▶ **Supplied records**
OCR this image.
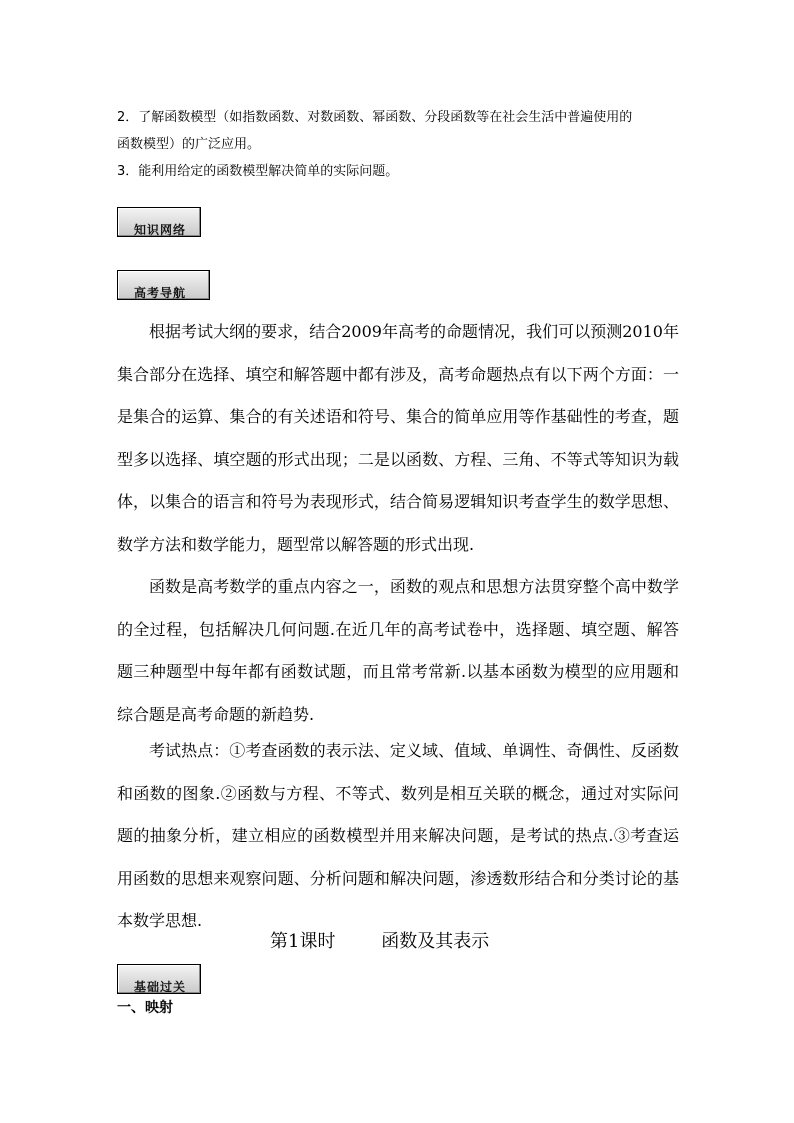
2．了解函数模型（如指数函数、对数函数、幂函数、分段函数等在社会生活中普遍使用的
函数模型）的广泛应用。
3．能利用给定的函数模型解决简单的实际问题。
知识网络
高考导航

根据考试大纲的要求，结合2009年高考的命题情况，我们可以预测2010年集合部分在选择、填空和解答题中都有涉及，高考命题热点有以下两个方面：一是集合的运算、集合的有关述语和符号、集合的简单应用等作基础性的考查，题型多以选择、填空题的形式出现；二是以函数、方程、三角、不等式等知识为载体，以集合的语言和符号为表现形式，结合简易逻辑知识考查学生的数学思想、数学方法和数学能力，题型常以解答题的形式出现.

函数是高考数学的重点内容之一，函数的观点和思想方法贯穿整个高中数学的全过程，包括解决几何问题.在近几年的高考试卷中，选择题、填空题、解答题三种题型中每年都有函数试题，而且常考常新.以基本函数为模型的应用题和综合题是高考命题的新趋势.

考试热点：①考查函数的表示法、定义域、值域、单调性、奇偶性、反函数和函数的图象.②函数与方程、不等式、数列是相互关联的概念，通过对实际问题的抽象分析，建立相应的函数模型并用来解决问题，是考试的热点.③考查运用函数的思想来观察问题、分析问题和解决问题，渗透数形结合和分类讨论的基本数学思想.

第1课时        函数及其表示
基础过关
一、映射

▶ **What you need to do**
Repeat the records above exactly, leaving out any pictures they contain.

▶ **Final answer**
OCR this image.
2．了解函数模型（如指数函数、对数函数、幂函数、分段函数等在社会生活中普遍使用的
函数模型）的广泛应用。
3．能利用给定的函数模型解决简单的实际问题。
知识网络
高考导航

根据考试大纲的要求，结合2009年高考的命题情况，我们可以预测2010年集合部分在选择、填空和解答题中都有涉及，高考命题热点有以下两个方面：一是集合的运算、集合的有关述语和符号、集合的简单应用等作基础性的考查，题型多以选择、填空题的形式出现；二是以函数、方程、三角、不等式等知识为载体，以集合的语言和符号为表现形式，结合简易逻辑知识考查学生的数学思想、数学方法和数学能力，题型常以解答题的形式出现.

函数是高考数学的重点内容之一，函数的观点和思想方法贯穿整个高中数学的全过程，包括解决几何问题.在近几年的高考试卷中，选择题、填空题、解答题三种题型中每年都有函数试题，而且常考常新.以基本函数为模型的应用题和综合题是高考命题的新趋势.

考试热点：①考查函数的表示法、定义域、值域、单调性、奇偶性、反函数和函数的图象.②函数与方程、不等式、数列是相互关联的概念，通过对实际问题的抽象分析，建立相应的函数模型并用来解决问题，是考试的热点.③考查运用函数的思想来观察问题、分析问题和解决问题，渗透数形结合和分类讨论的基本数学思想.

第1课时        函数及其表示
基础过关
一、映射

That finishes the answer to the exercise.